Problem requirements: In the Wireless Philadelphia passage, retype the text from "Then came the" up to and including "many as 10.".

Passage:

There are plenty of challenges, because as the first city to go Wi-Fi, the only mistakes Philadelphia is going to be learning from are its own. The first unanticipated problem came in raising the estimated $18 million in start-up costs, without spending a single tax dollar. That meant looking to both taxable bonds and private contributions. Six vendors, including Hewlett-Packard and Lucent, agreed to sponsor a square mile each in the city’s poorest neighborhoods, including the bodegas of North Square and the Baptist churches of West Philly. In return, the companies get good publicity and a chance to showcase their products.

Then came the attack of the wireless carriers. After the city announced the Wireless Philadelphia plan, Sprint, BellSouth, Verizon, and other carriers published a scathing attack on city-run Wi-Fi called ”Not in the Public Interest: The Myth of Municipal Wi-Fi Networks.” The report suggests that the projects will benefit only city employees, not the underserved citizens. The real motivation behind the opposition, of course, is money. In Philadelphia, there was essentially a duopoly of providers: Comcast and Verizon. The Wireless Philadelphia plan requires at least three ISPs, and there may be as many as 10.

When lobbyists quickly persuaded Pennsylvania legislators to pass a bill forbidding a local government from offering free telecom services, Wireless Philadelphia supporters lobbied them to denounce the bill in some 3000 e-mail messages and telephone calls. Their campaign helped Governor Edward G. Rendell negotiate a waiver for the city. The plan was officially on its way.

Material provided:
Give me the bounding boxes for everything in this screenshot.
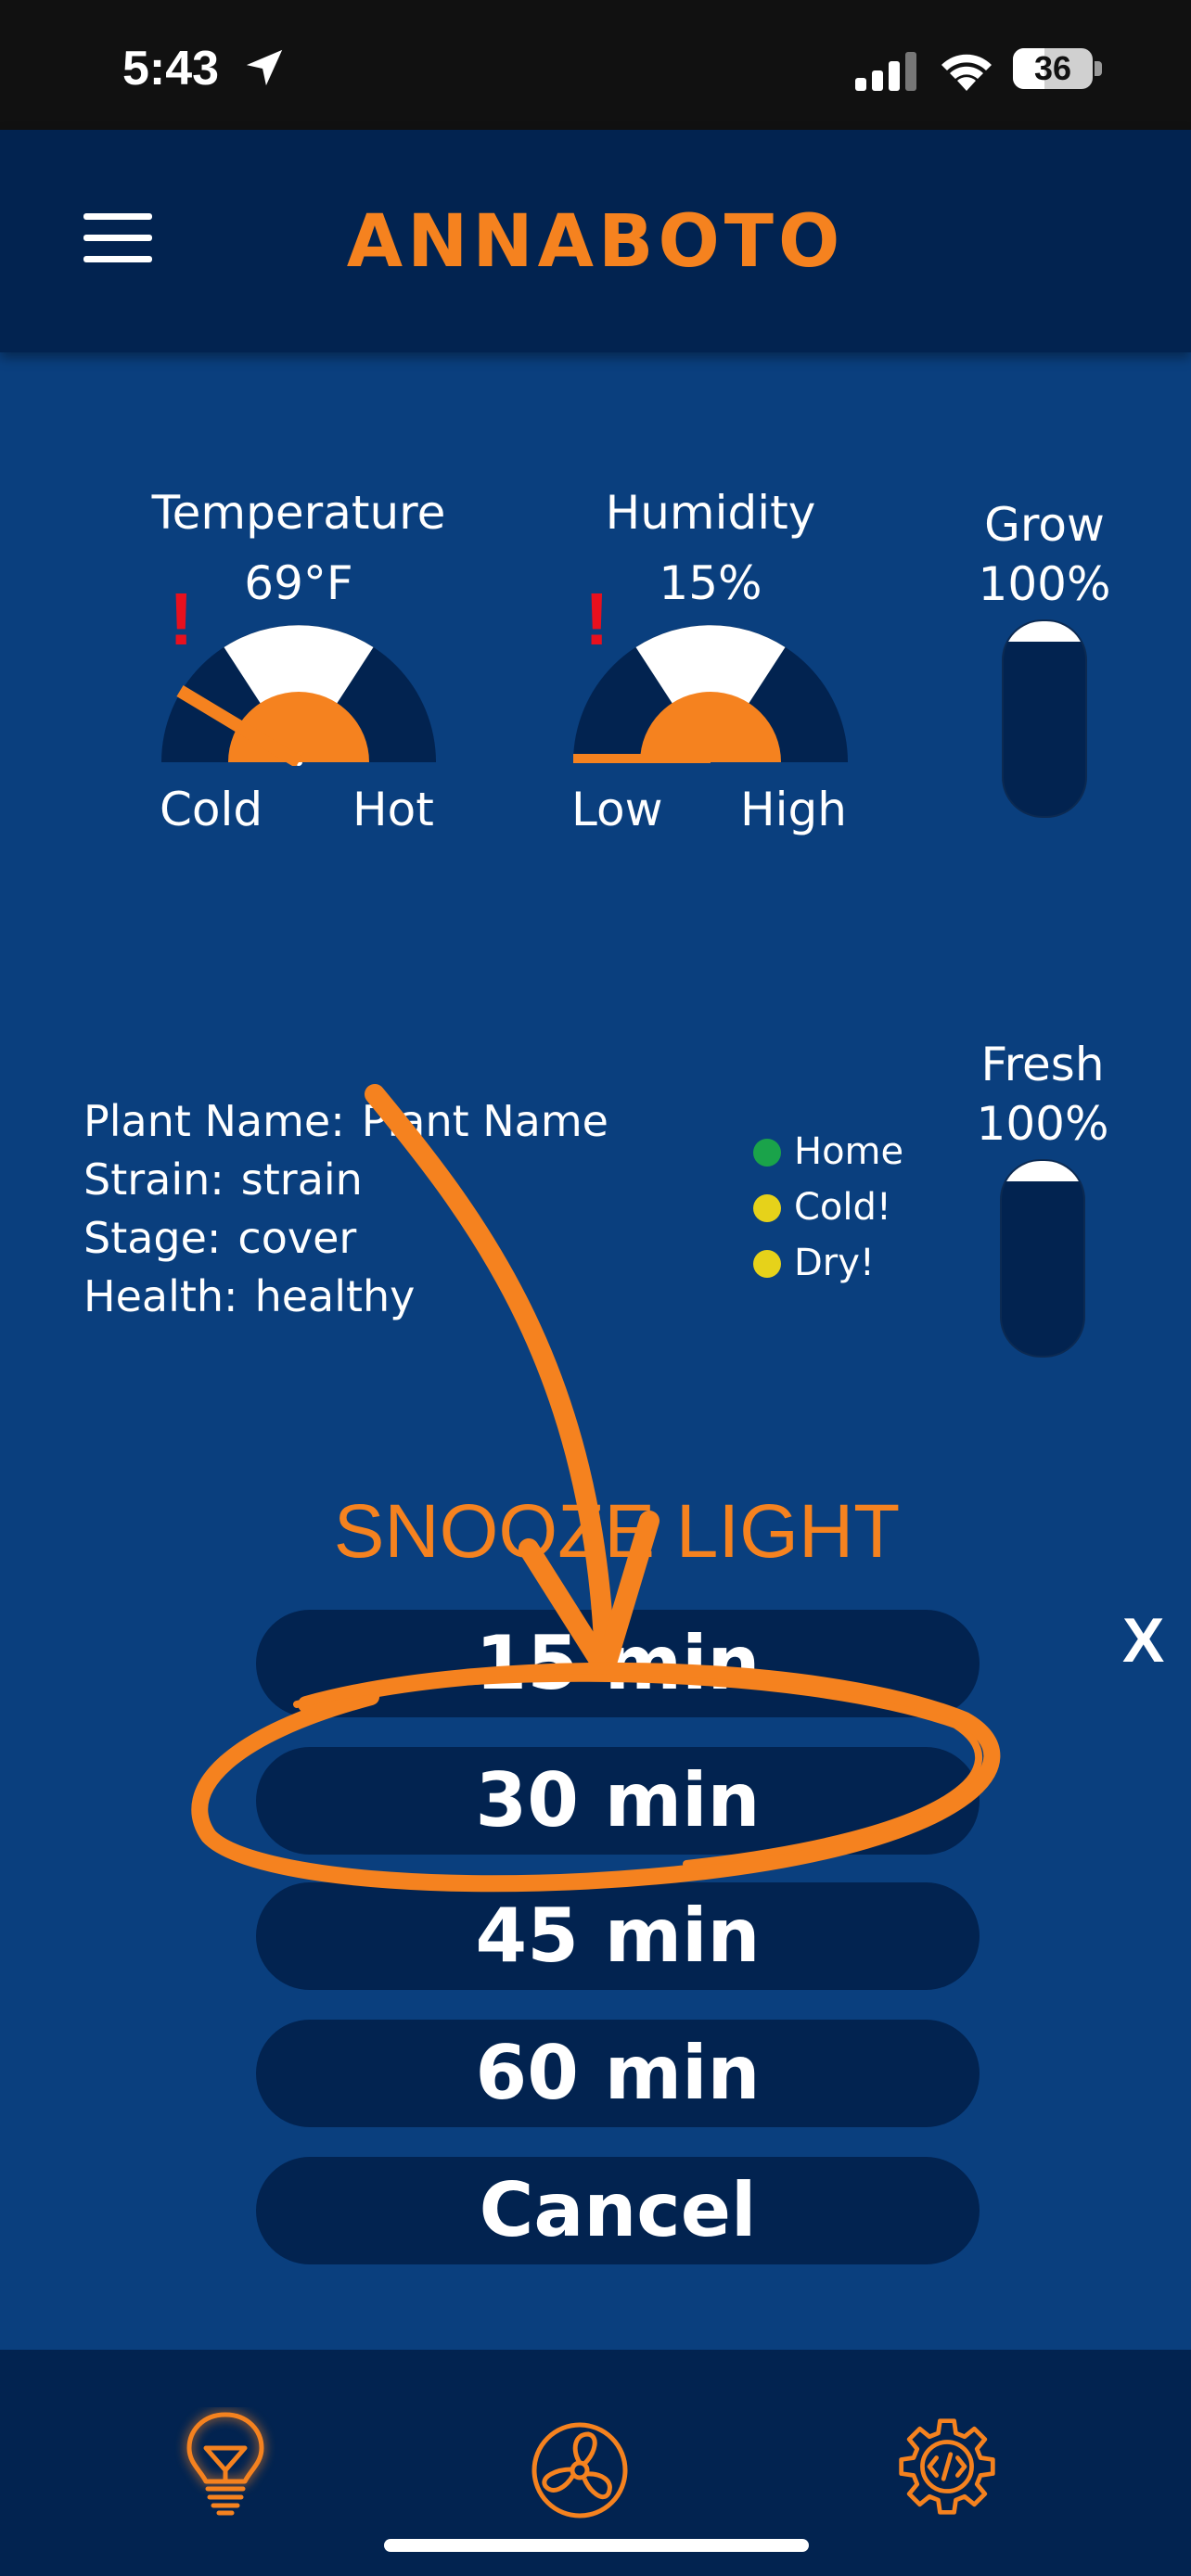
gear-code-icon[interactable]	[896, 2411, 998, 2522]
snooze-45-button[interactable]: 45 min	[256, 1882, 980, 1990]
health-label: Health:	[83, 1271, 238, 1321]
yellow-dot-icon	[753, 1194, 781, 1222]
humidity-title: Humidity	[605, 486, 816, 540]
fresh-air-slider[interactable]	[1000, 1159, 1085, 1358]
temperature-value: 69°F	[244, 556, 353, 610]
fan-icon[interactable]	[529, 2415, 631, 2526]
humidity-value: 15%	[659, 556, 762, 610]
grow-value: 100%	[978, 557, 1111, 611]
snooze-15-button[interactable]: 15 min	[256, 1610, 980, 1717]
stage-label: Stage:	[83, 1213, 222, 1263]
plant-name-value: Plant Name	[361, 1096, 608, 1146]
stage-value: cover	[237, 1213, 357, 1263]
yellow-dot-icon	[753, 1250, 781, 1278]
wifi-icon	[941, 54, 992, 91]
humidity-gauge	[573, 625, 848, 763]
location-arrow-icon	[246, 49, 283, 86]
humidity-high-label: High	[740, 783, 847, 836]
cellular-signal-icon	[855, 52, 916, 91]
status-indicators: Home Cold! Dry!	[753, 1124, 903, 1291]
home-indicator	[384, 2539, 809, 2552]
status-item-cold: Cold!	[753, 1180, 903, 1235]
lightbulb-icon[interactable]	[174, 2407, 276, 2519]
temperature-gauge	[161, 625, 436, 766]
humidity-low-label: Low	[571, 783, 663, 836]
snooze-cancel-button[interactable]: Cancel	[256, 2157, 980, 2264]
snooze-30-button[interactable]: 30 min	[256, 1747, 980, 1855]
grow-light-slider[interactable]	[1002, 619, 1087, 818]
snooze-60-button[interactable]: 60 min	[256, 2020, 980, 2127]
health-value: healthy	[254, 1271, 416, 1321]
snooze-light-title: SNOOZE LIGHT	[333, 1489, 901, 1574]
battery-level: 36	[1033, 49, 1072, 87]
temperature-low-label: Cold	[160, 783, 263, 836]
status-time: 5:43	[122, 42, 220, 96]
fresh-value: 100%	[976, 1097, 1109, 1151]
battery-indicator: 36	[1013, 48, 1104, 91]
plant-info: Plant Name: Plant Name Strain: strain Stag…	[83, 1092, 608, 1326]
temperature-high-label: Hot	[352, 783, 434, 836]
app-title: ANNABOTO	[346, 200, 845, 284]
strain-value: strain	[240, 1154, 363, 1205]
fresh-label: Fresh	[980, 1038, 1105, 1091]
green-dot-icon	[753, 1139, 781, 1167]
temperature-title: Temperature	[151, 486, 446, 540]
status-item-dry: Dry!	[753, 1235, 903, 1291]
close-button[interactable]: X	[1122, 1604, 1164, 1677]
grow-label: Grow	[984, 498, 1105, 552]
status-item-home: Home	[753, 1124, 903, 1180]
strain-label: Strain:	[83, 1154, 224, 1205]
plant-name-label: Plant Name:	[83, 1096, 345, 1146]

Result of this task:
Then came the attack of the wireless carriers. After the city announced the Wireless Philadelphia plan, Sprint, BellSouth, Verizon, and other carriers published a scathing attack on city-run Wi-Fi called ”Not in the Public Interest: The Myth of Municipal Wi-Fi Networks.” The report suggests that the projects will benefit only city employees, not the underserved citizens. The real motivation behind the opposition, of course, is money. In Philadelphia, there was essentially a duopoly of providers: Comcast and Verizon. The Wireless Philadelphia plan requires at least three ISPs, and there may be as many as 10.